Write out each record below exactly as it appears, with no pictures.

(Stored records)
-=-=-
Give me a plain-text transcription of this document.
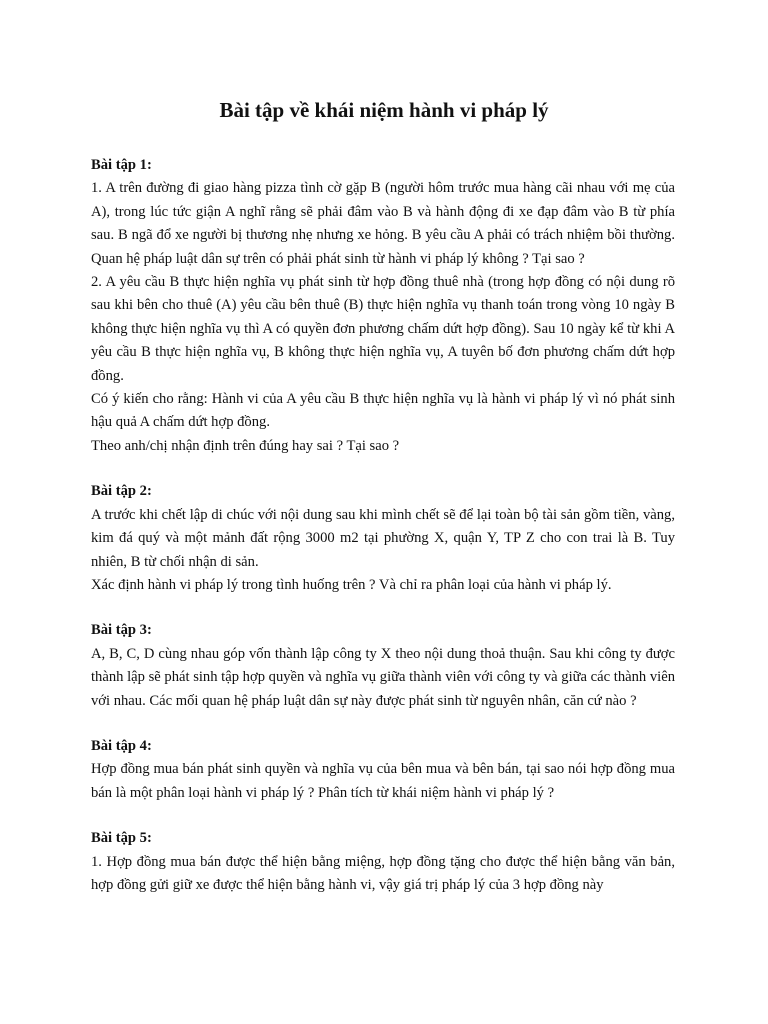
Bài tập về khái niệm hành vi pháp lý

Bài tập 1:

1. A trên đường đi giao hàng pizza tình cờ gặp B (người hôm trước mua hàng cãi nhau với mẹ của A), trong lúc tức giận A nghĩ rằng sẽ phải đâm vào B và hành động đi xe đạp đâm vào B từ phía sau. B ngã đổ xe người bị thương nhẹ nhưng xe hỏng. B yêu cầu A phải có trách nhiệm bồi thường. Quan hệ pháp luật dân sự trên có phải phát sinh từ hành vi pháp lý không ? Tại sao ?

2. A yêu cầu B thực hiện nghĩa vụ phát sinh từ hợp đồng thuê nhà (trong hợp đồng có nội dung rõ sau khi bên cho thuê (A) yêu cầu bên thuê (B) thực hiện nghĩa vụ thanh toán trong vòng 10 ngày B không thực hiện nghĩa vụ thì A có quyền đơn phương chấm dứt hợp đồng). Sau 10 ngày kể từ khi A yêu cầu B thực hiện nghĩa vụ, B không thực hiện nghĩa vụ, A tuyên bố đơn phương chấm dứt hợp đồng.

Có ý kiến cho rằng: Hành vi của A yêu cầu B thực hiện nghĩa vụ là hành vi pháp lý vì nó phát sinh hậu quả A chấm dứt hợp đồng.

Theo anh/chị nhận định trên đúng hay sai ? Tại sao ?

Bài tập 2:

A trước khi chết lập di chúc với nội dung sau khi mình chết sẽ để lại toàn bộ tài sản gồm tiền, vàng, kim đá quý và một mảnh đất rộng 3000 m2 tại phường X, quận Y, TP Z cho con trai là B. Tuy nhiên, B từ chối nhận di sản.

Xác định hành vi pháp lý trong tình huống trên ? Và chỉ ra phân loại của hành vi pháp lý.

Bài tập 3:

A, B, C, D cùng nhau góp vốn thành lập công ty X theo nội dung thoả thuận. Sau khi công ty được thành lập sẽ phát sinh tập hợp quyền và nghĩa vụ giữa thành viên với công ty và giữa các thành viên với nhau. Các mối quan hệ pháp luật dân sự này được phát sinh từ nguyên nhân, căn cứ nào ?

Bài tập 4:

Hợp đồng mua bán phát sinh quyền và nghĩa vụ của bên mua và bên bán, tại sao nói hợp đồng mua bán là một phân loại hành vi pháp lý ? Phân tích từ khái niệm hành vi pháp lý ?

Bài tập 5:

1. Hợp đồng mua bán được thể hiện bằng miệng, hợp đồng tặng cho được thể hiện bằng văn bản, hợp đồng gửi giữ xe được thể hiện bằng hành vi, vậy giá trị pháp lý của 3 hợp đồng này
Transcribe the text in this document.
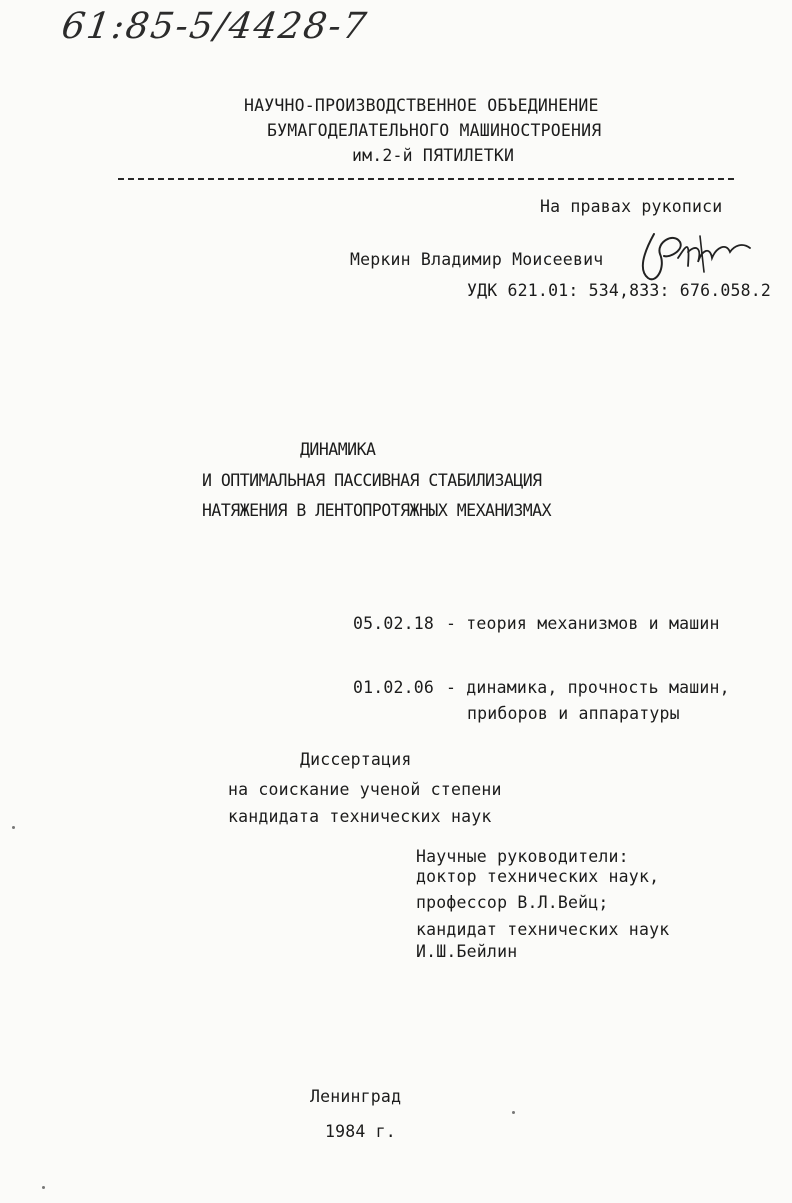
61:85-5/4428-7
НАУЧНО-ПРОИЗВОДСТВЕННОЕ ОБЪЕДИНЕНИЕ
БУМАГОДЕЛАТЕЛЬНОГО МАШИНОСТРОЕНИЯ
им.2-й ПЯТИЛЕТКИ
На правах рукописи
Меркин Владимир Моисеевич
УДК 621.01: 534,833: 676.058.2
ДИНАМИКА
И ОПТИМАЛЬНАЯ ПАССИВНАЯ СТАБИЛИЗАЦИЯ
НАТЯЖЕНИЯ В ЛЕНТОПРОТЯЖНЫХ МЕХАНИЗМАХ
05.02.18 - теория механизмов и машин
01.02.06 - динамика, прочность машин,
приборов и аппаратуры
Диссертация
на соискание ученой степени
кандидата технических наук
Научные руководители:
доктор технических наук,
профессор В.Л.Вейц;
кандидат технических наук
И.Ш.Бейлин
Ленинград
1984 г.
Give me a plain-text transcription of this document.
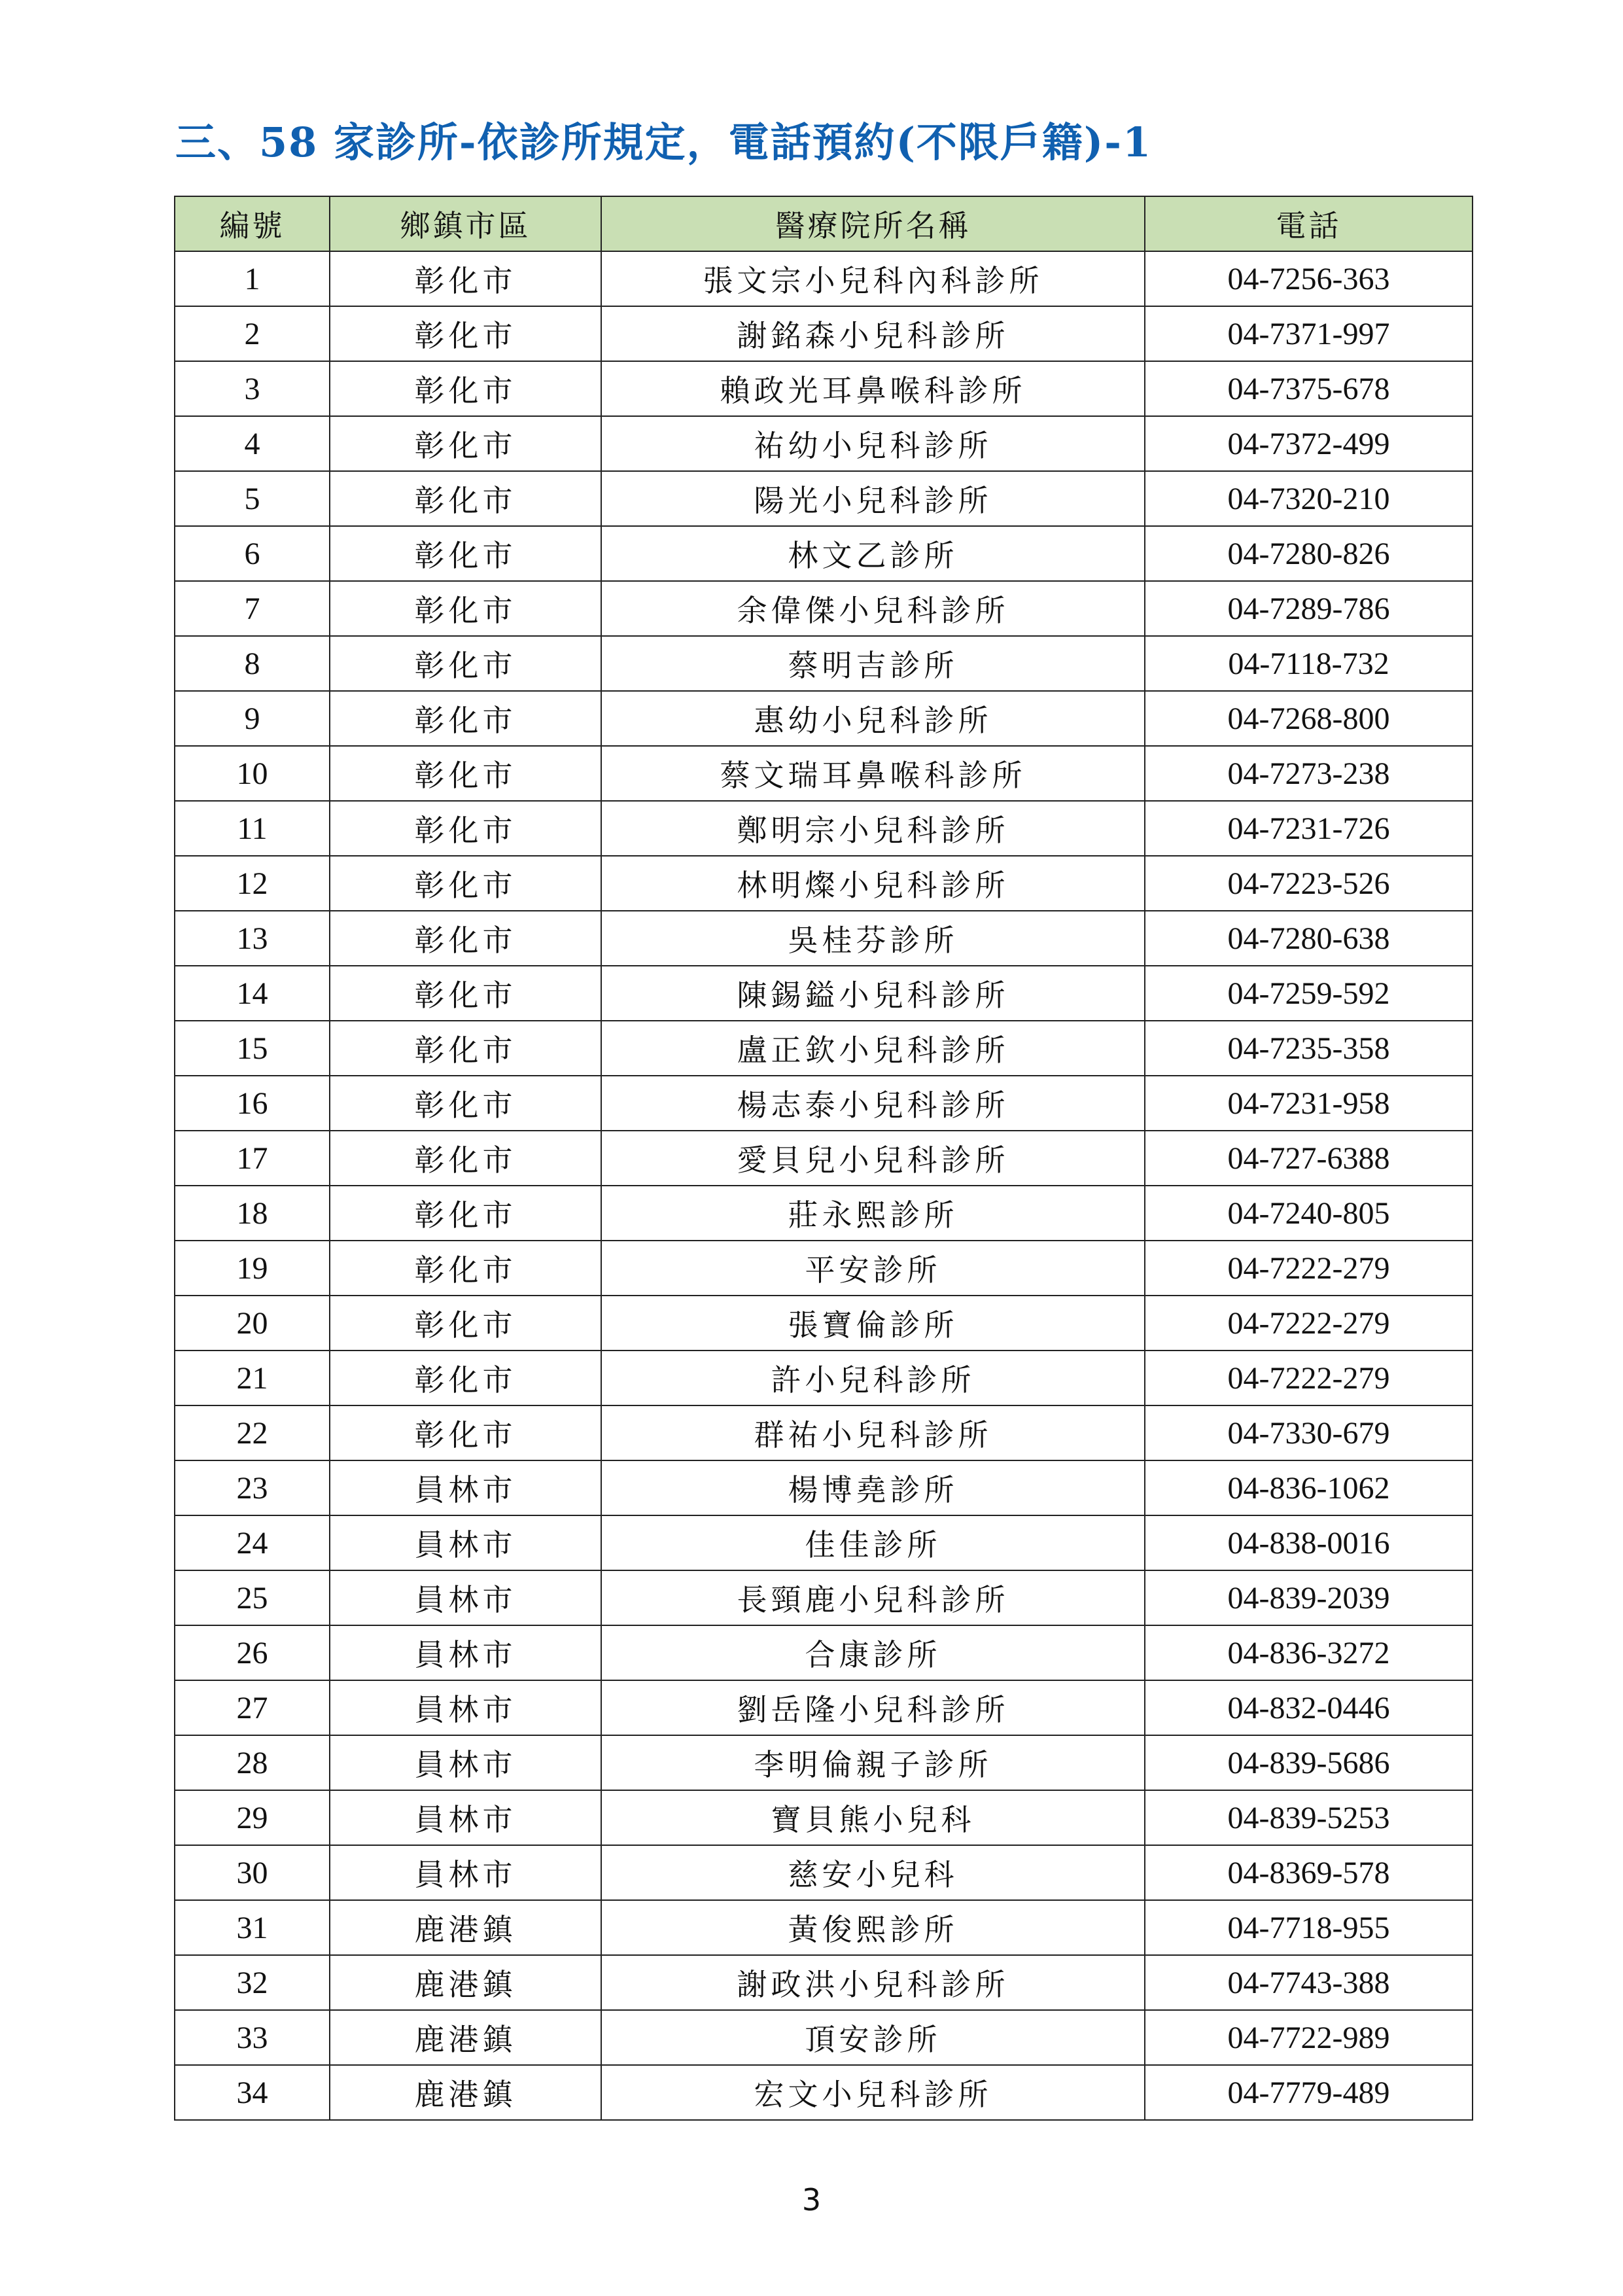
三、58 家診所-依診所規定，電話預約(不限戶籍)-1
編號	鄉鎮市區	醫療院所名稱	電話
1	彰化市	張文宗小兒科內科診所	04-7256-363
2	彰化市	謝銘森小兒科診所	04-7371-997
3	彰化市	賴政光耳鼻喉科診所	04-7375-678
4	彰化市	祐幼小兒科診所	04-7372-499
5	彰化市	陽光小兒科診所	04-7320-210
6	彰化市	林文乙診所	04-7280-826
7	彰化市	余偉傑小兒科診所	04-7289-786
8	彰化市	蔡明吉診所	04-7118-732
9	彰化市	惠幼小兒科診所	04-7268-800
10	彰化市	蔡文瑞耳鼻喉科診所	04-7273-238
11	彰化市	鄭明宗小兒科診所	04-7231-726
12	彰化市	林明燦小兒科診所	04-7223-526
13	彰化市	吳桂芬診所	04-7280-638
14	彰化市	陳錫鎰小兒科診所	04-7259-592
15	彰化市	盧正欽小兒科診所	04-7235-358
16	彰化市	楊志泰小兒科診所	04-7231-958
17	彰化市	愛貝兒小兒科診所	04-727-6388
18	彰化市	莊永熙診所	04-7240-805
19	彰化市	平安診所	04-7222-279
20	彰化市	張寶倫診所	04-7222-279
21	彰化市	許小兒科診所	04-7222-279
22	彰化市	群祐小兒科診所	04-7330-679
23	員林市	楊博堯診所	04-836-1062
24	員林市	佳佳診所	04-838-0016
25	員林市	長頸鹿小兒科診所	04-839-2039
26	員林市	合康診所	04-836-3272
27	員林市	劉岳隆小兒科診所	04-832-0446
28	員林市	李明倫親子診所	04-839-5686
29	員林市	寶貝熊小兒科	04-839-5253
30	員林市	慈安小兒科	04-8369-578
31	鹿港鎮	黃俊熙診所	04-7718-955
32	鹿港鎮	謝政洪小兒科診所	04-7743-388
33	鹿港鎮	頂安診所	04-7722-989
34	鹿港鎮	宏文小兒科診所	04-7779-489
3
-=-=-
▸ ANSWER TO THE PROBLEM:
Give me a plain-text transcription of this document.
Bài tập về khái niệm hành vi pháp lý

Bài tập 1:

1. A trên đường đi giao hàng pizza tình cờ gặp B (người hôm trước mua hàng cãi nhau với mẹ của A), trong lúc tức giận A nghĩ rằng sẽ phải đâm vào B và hành động đi xe đạp đâm vào B từ phía sau. B ngã đổ xe người bị thương nhẹ nhưng xe hỏng. B yêu cầu A phải có trách nhiệm bồi thường. Quan hệ pháp luật dân sự trên có phải phát sinh từ hành vi pháp lý không ? Tại sao ?

2. A yêu cầu B thực hiện nghĩa vụ phát sinh từ hợp đồng thuê nhà (trong hợp đồng có nội dung rõ sau khi bên cho thuê (A) yêu cầu bên thuê (B) thực hiện nghĩa vụ thanh toán trong vòng 10 ngày B không thực hiện nghĩa vụ thì A có quyền đơn phương chấm dứt hợp đồng). Sau 10 ngày kể từ khi A yêu cầu B thực hiện nghĩa vụ, B không thực hiện nghĩa vụ, A tuyên bố đơn phương chấm dứt hợp đồng.

Có ý kiến cho rằng: Hành vi của A yêu cầu B thực hiện nghĩa vụ là hành vi pháp lý vì nó phát sinh hậu quả A chấm dứt hợp đồng.

Theo anh/chị nhận định trên đúng hay sai ? Tại sao ?

Bài tập 2:

A trước khi chết lập di chúc với nội dung sau khi mình chết sẽ để lại toàn bộ tài sản gồm tiền, vàng, kim đá quý và một mảnh đất rộng 3000 m2 tại phường X, quận Y, TP Z cho con trai là B. Tuy nhiên, B từ chối nhận di sản.

Xác định hành vi pháp lý trong tình huống trên ? Và chỉ ra phân loại của hành vi pháp lý.

Bài tập 3:

A, B, C, D cùng nhau góp vốn thành lập công ty X theo nội dung thoả thuận. Sau khi công ty được thành lập sẽ phát sinh tập hợp quyền và nghĩa vụ giữa thành viên với công ty và giữa các thành viên với nhau. Các mối quan hệ pháp luật dân sự này được phát sinh từ nguyên nhân, căn cứ nào ?

Bài tập 4:

Hợp đồng mua bán phát sinh quyền và nghĩa vụ của bên mua và bên bán, tại sao nói hợp đồng mua bán là một phân loại hành vi pháp lý ? Phân tích từ khái niệm hành vi pháp lý ?

Bài tập 5:

1. Hợp đồng mua bán được thể hiện bằng miệng, hợp đồng tặng cho được thể hiện bằng văn bản, hợp đồng gửi giữ xe được thể hiện bằng hành vi, vậy giá trị pháp lý của 3 hợp đồng này
Transcribe the text in this document.
61:85-5/4428-7
НАУЧНО-ПРОИЗВОДСТВЕННОЕ ОБЪЕДИНЕНИЕ
БУМАГОДЕЛАТЕЛЬНОГО МАШИНОСТРОЕНИЯ
им.2-й ПЯТИЛЕТКИ
На правах рукописи
Меркин Владимир Моисеевич
УДК 621.01: 534,833: 676.058.2
ДИНАМИКА
И ОПТИМАЛЬНАЯ ПАССИВНАЯ СТАБИЛИЗАЦИЯ
НАТЯЖЕНИЯ В ЛЕНТОПРОТЯЖНЫХ МЕХАНИЗМАХ
05.02.18 - теория механизмов и машин
01.02.06 - динамика, прочность машин,
приборов и аппаратуры
Диссертация
на соискание ученой степени
кандидата технических наук
Научные руководители:
доктор технических наук,
профессор В.Л.Вейц;
кандидат технических наук
И.Ш.Бейлин
Ленинград
1984 г.
Give me a plain-text transcription of this document.
三、58 家診所-依診所規定，電話預約(不限戶籍)-1
編號	鄉鎮市區	醫療院所名稱	電話
1	彰化市	張文宗小兒科內科診所	04-7256-363
2	彰化市	謝銘森小兒科診所	04-7371-997
3	彰化市	賴政光耳鼻喉科診所	04-7375-678
4	彰化市	祐幼小兒科診所	04-7372-499
5	彰化市	陽光小兒科診所	04-7320-210
6	彰化市	林文乙診所	04-7280-826
7	彰化市	余偉傑小兒科診所	04-7289-786
8	彰化市	蔡明吉診所	04-7118-732
9	彰化市	惠幼小兒科診所	04-7268-800
10	彰化市	蔡文瑞耳鼻喉科診所	04-7273-238
11	彰化市	鄭明宗小兒科診所	04-7231-726
12	彰化市	林明燦小兒科診所	04-7223-526
13	彰化市	吳桂芬診所	04-7280-638
14	彰化市	陳錫鎰小兒科診所	04-7259-592
15	彰化市	盧正欽小兒科診所	04-7235-358
16	彰化市	楊志泰小兒科診所	04-7231-958
17	彰化市	愛貝兒小兒科診所	04-727-6388
18	彰化市	莊永熙診所	04-7240-805
19	彰化市	平安診所	04-7222-279
20	彰化市	張寶倫診所	04-7222-279
21	彰化市	許小兒科診所	04-7222-279
22	彰化市	群祐小兒科診所	04-7330-679
23	員林市	楊博堯診所	04-836-1062
24	員林市	佳佳診所	04-838-0016
25	員林市	長頸鹿小兒科診所	04-839-2039
26	員林市	合康診所	04-836-3272
27	員林市	劉岳隆小兒科診所	04-832-0446
28	員林市	李明倫親子診所	04-839-5686
29	員林市	寶貝熊小兒科	04-839-5253
30	員林市	慈安小兒科	04-8369-578
31	鹿港鎮	黃俊熙診所	04-7718-955
32	鹿港鎮	謝政洪小兒科診所	04-7743-388
33	鹿港鎮	頂安診所	04-7722-989
34	鹿港鎮	宏文小兒科診所	04-7779-489
3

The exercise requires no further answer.